**EXERCISE:** Could you copy every line from the material below in which "AutoCAD" appears?
___ RECORDS FOR PROCESSING ___
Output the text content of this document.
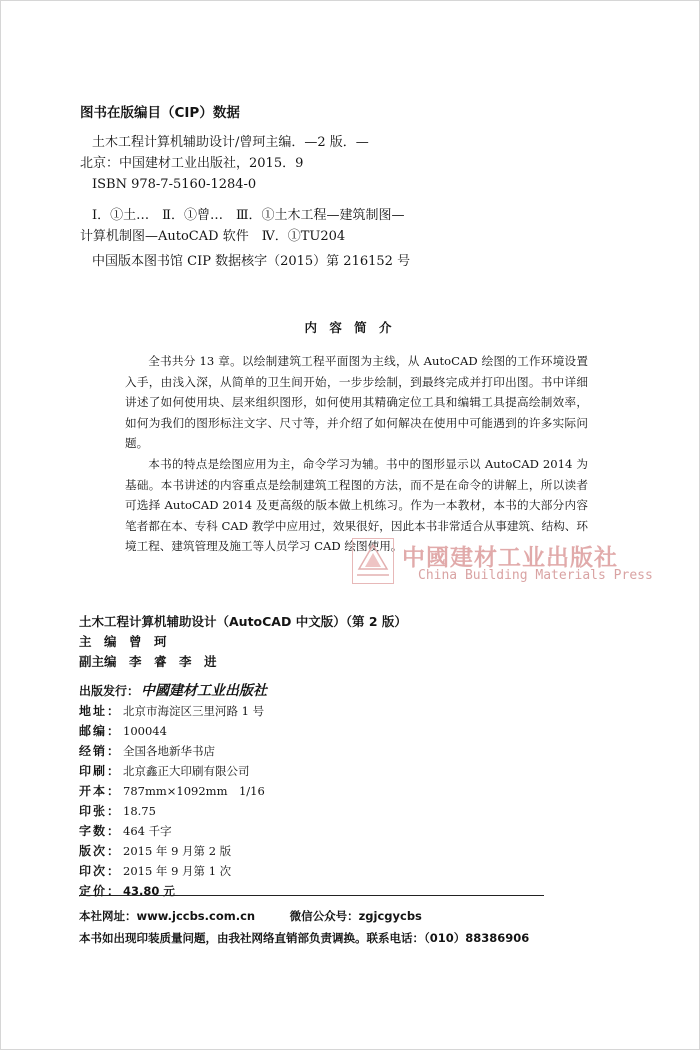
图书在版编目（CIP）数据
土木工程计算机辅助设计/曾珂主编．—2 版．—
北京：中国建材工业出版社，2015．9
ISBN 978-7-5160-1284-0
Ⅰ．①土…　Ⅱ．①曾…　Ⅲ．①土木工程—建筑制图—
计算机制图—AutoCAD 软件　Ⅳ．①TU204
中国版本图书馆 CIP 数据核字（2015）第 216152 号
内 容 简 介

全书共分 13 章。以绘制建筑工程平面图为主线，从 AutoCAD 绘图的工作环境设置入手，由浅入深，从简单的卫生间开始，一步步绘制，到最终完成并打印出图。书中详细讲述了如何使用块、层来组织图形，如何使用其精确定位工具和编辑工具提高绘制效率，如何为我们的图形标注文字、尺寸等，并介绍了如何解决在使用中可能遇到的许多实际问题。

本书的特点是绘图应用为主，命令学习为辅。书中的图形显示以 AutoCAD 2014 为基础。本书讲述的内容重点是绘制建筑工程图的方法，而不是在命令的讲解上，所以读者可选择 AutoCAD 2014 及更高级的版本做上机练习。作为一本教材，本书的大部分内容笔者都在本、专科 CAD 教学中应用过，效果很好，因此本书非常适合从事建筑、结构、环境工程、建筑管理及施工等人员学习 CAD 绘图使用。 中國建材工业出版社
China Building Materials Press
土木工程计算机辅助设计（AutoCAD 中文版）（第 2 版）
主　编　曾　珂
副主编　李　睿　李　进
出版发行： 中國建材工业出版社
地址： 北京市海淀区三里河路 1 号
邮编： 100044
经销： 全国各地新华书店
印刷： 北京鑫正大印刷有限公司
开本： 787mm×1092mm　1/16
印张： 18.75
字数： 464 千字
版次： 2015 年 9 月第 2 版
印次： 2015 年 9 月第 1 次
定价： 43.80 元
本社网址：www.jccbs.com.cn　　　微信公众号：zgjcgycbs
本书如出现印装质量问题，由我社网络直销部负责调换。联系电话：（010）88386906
___
___ RECORDS FOR PROCESSING ___
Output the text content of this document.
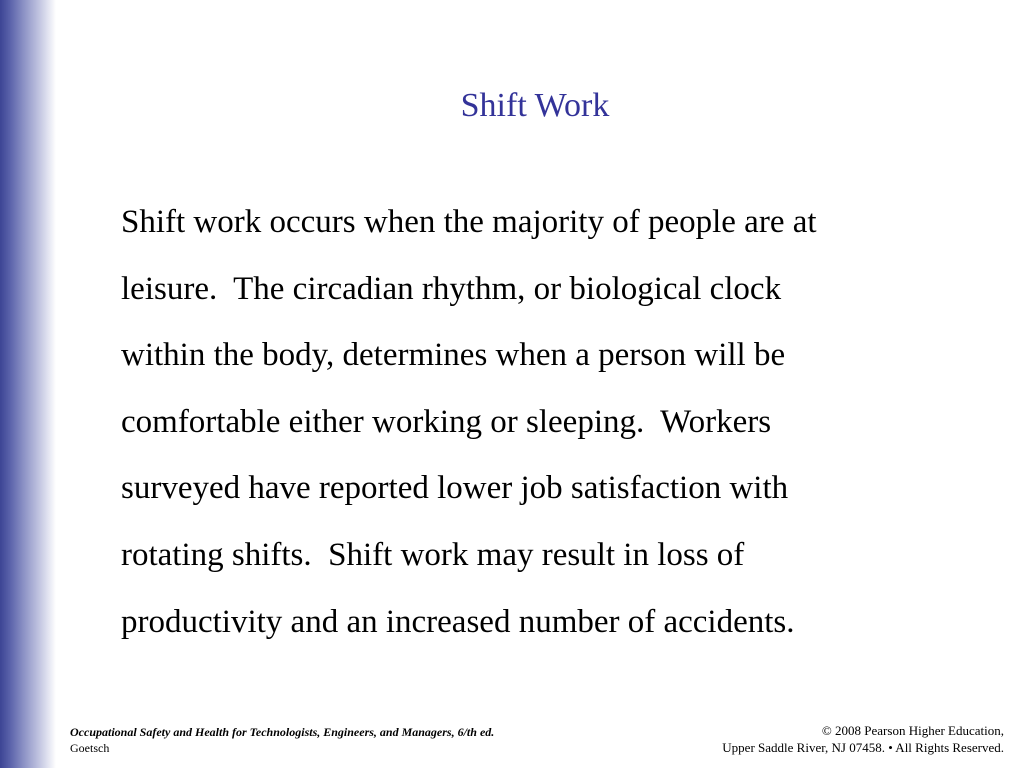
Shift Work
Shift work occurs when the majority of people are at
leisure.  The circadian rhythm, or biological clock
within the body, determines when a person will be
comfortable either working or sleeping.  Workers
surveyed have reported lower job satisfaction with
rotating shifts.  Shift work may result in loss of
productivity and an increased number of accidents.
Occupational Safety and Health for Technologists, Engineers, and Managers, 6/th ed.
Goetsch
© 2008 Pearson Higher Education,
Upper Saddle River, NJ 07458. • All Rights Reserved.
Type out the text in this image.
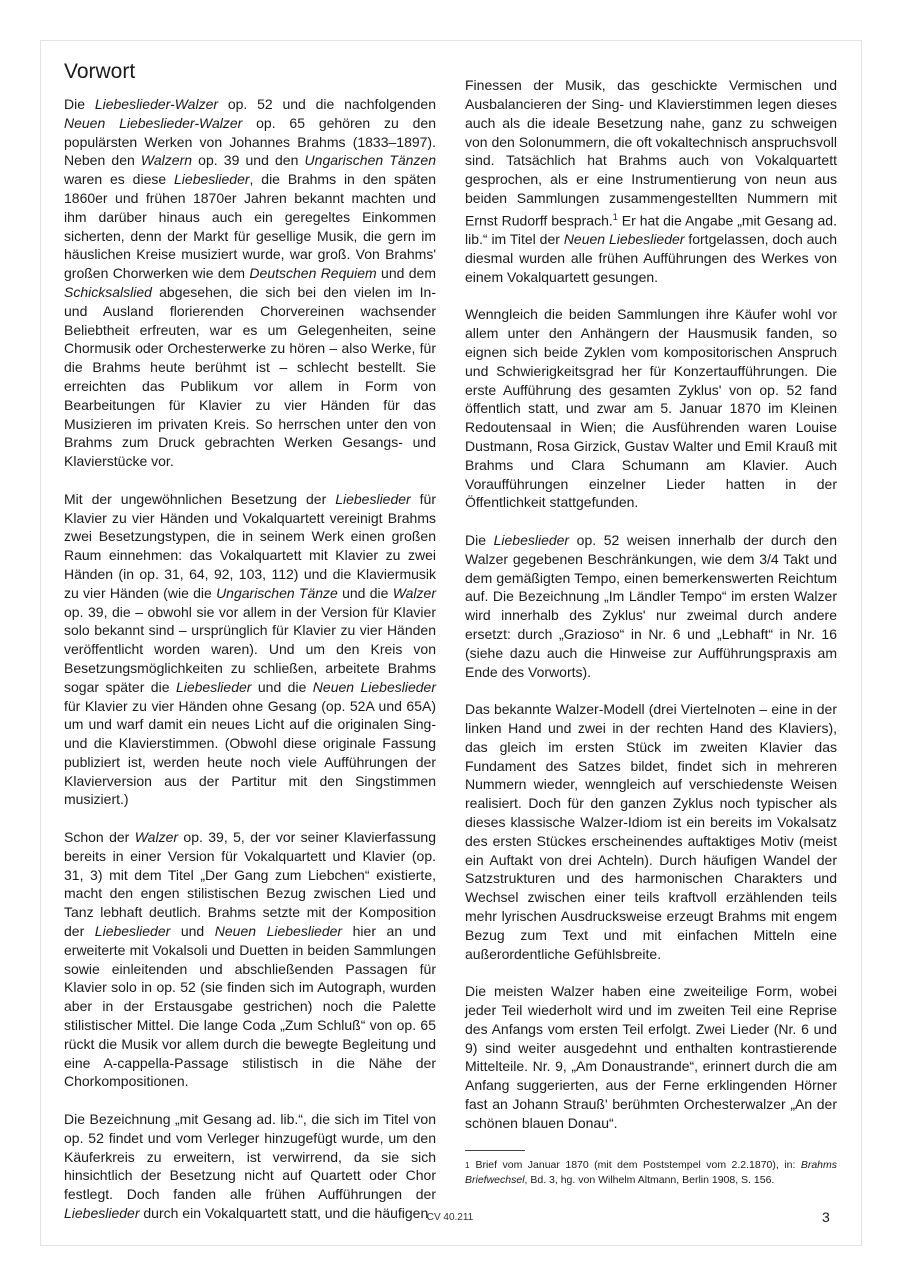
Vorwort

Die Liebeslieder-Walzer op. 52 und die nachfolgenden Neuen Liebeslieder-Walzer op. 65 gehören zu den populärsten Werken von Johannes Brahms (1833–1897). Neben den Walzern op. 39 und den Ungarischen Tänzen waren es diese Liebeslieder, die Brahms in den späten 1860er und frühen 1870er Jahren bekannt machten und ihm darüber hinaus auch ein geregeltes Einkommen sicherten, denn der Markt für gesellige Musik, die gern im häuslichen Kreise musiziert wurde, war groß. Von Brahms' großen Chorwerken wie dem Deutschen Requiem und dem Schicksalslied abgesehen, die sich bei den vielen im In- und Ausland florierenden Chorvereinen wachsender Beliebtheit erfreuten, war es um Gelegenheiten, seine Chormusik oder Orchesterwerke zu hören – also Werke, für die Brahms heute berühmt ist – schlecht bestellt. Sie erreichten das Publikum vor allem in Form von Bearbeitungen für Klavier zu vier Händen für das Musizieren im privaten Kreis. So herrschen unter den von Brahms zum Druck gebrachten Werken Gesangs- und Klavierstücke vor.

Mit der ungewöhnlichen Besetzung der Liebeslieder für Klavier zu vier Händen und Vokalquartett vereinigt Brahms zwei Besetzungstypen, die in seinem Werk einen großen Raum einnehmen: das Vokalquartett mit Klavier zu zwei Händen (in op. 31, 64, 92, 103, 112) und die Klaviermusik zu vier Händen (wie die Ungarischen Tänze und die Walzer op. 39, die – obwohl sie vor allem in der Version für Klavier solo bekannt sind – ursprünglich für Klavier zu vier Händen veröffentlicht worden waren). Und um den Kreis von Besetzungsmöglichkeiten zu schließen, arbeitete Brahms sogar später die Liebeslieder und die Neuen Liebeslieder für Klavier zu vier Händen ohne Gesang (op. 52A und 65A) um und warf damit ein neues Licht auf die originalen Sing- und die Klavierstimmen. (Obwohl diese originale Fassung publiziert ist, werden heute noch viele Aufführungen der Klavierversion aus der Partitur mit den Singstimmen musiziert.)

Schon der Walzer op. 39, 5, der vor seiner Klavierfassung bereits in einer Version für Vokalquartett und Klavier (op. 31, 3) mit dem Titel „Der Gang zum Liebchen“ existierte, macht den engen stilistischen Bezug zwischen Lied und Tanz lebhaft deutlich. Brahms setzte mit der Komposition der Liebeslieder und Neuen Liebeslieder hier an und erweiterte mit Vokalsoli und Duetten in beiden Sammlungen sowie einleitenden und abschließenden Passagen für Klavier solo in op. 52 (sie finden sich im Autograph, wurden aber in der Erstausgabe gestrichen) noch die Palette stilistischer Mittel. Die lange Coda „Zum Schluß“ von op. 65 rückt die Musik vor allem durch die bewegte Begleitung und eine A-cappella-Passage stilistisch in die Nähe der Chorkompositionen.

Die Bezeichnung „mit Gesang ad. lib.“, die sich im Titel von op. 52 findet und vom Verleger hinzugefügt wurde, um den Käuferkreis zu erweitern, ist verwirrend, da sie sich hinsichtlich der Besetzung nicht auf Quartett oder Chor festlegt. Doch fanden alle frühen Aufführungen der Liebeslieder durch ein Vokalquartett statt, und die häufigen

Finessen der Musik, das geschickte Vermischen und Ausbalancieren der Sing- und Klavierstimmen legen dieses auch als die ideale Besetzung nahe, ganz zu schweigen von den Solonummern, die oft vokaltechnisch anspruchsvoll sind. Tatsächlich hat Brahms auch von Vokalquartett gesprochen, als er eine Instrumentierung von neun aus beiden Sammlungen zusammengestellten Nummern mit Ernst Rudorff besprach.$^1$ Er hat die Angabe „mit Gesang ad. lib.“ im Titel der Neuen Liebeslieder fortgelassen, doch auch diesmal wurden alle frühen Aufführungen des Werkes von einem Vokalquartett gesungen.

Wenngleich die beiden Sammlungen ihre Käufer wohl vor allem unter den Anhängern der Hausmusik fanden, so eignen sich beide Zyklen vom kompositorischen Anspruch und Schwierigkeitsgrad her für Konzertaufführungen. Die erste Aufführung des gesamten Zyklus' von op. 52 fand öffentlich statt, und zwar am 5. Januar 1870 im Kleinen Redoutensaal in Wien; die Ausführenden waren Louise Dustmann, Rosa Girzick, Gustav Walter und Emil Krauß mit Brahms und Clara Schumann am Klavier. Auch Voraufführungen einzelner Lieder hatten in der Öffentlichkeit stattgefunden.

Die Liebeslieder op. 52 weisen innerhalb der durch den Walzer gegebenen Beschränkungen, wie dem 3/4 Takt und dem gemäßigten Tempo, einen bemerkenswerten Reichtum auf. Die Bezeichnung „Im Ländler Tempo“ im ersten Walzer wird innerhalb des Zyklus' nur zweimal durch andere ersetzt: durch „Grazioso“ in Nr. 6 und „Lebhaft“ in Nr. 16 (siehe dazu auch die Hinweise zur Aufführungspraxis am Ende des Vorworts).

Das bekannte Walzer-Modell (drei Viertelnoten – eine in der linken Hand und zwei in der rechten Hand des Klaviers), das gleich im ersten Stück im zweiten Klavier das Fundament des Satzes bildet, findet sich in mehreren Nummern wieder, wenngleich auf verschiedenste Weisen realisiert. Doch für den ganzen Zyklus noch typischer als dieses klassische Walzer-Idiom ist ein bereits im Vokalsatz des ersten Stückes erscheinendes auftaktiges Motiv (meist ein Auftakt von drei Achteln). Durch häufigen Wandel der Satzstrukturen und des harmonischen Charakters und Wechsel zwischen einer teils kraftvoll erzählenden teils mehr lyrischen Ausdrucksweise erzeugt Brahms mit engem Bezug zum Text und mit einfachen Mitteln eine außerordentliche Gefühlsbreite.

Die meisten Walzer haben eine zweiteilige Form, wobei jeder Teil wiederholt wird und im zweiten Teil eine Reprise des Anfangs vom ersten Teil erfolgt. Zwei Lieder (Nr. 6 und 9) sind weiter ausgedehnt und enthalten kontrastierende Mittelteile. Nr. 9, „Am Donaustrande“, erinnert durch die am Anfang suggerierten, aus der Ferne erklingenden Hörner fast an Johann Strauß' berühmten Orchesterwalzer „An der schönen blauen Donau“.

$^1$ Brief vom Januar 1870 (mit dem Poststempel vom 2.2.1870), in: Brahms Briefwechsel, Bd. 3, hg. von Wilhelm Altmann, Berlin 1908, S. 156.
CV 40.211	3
___
___ RECORDS FOR PROCESSING ___
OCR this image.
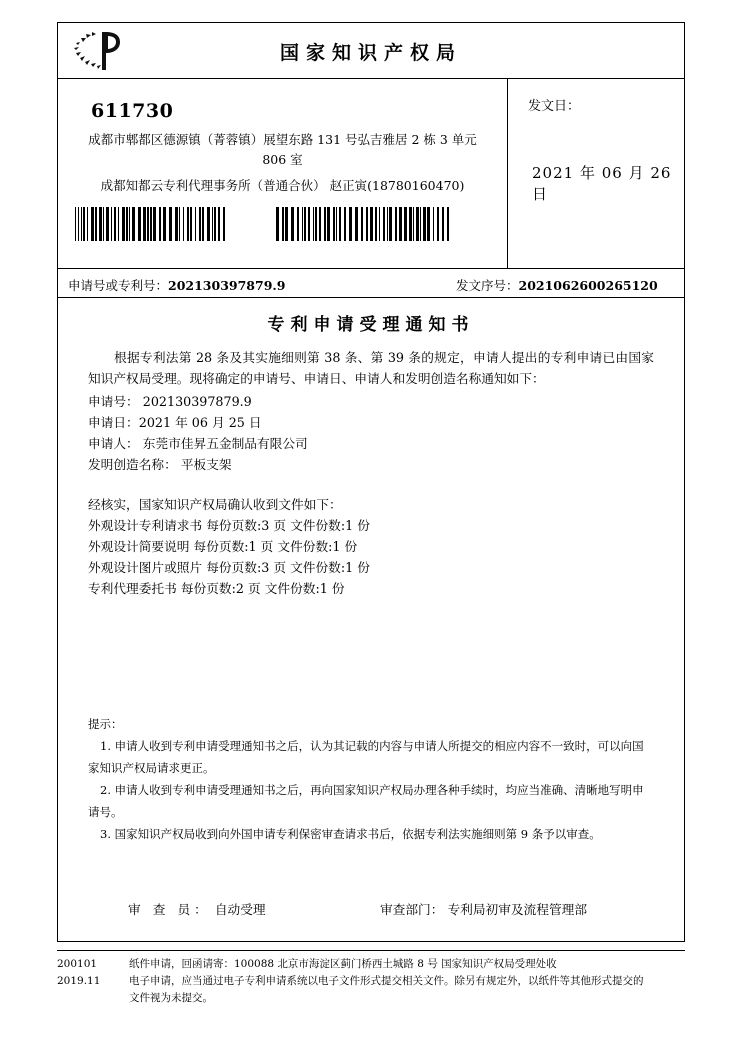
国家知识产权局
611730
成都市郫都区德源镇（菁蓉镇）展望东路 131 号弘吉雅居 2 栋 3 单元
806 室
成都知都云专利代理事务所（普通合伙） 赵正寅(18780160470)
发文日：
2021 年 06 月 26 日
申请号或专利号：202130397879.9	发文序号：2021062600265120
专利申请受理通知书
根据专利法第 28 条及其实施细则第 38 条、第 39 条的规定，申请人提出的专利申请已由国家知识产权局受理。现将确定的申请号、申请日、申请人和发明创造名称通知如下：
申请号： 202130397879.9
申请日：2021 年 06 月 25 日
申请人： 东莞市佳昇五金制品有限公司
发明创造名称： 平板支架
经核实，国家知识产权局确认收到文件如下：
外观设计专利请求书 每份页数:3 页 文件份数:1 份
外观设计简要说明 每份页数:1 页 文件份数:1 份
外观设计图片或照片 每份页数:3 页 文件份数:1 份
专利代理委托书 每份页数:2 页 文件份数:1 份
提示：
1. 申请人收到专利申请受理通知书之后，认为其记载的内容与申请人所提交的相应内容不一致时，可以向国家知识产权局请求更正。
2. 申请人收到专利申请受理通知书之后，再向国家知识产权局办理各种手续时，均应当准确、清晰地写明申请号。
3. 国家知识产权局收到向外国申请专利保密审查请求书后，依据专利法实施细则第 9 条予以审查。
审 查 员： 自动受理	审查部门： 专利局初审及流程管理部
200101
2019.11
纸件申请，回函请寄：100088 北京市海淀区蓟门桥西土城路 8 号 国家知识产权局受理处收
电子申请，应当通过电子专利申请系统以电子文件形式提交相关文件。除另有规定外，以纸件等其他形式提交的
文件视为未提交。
___
**RESULT OF THE TASK:**
计算机制图—AutoCAD 软件　Ⅳ．①TU204
全书共分 13 章。以绘制建筑工程平面图为主线，从 AutoCAD 绘图的工作环境设置入手，由浅入深，从简单的卫生间开始，一步步绘制，到最终完成并打印出图。书中详细讲述了如何使用块、层来组织图形，如何使用其精确定位工具和编辑工具提高绘制效率，如何为我们的图形标注文字、尺寸等，并介绍了如何解决在使用中可能遇到的许多实际问题。
本书的特点是绘图应用为主，命令学习为辅。书中的图形显示以 AutoCAD 2014 为基础。本书讲述的内容重点是绘制建筑工程图的方法，而不是在命令的讲解上，所以读者可选择 AutoCAD 2014 及更高级的版本做上机练习。作为一本教材，本书的大部分内容笔者都在本、专科 CAD 教学中应用过，效果很好，因此本书非常适合从事建筑、结构、环境工程、建筑管理及施工等人员学习 CAD 绘图使用。 中國建材工业出版社
土木工程计算机辅助设计（AutoCAD 中文版）（第 2 版）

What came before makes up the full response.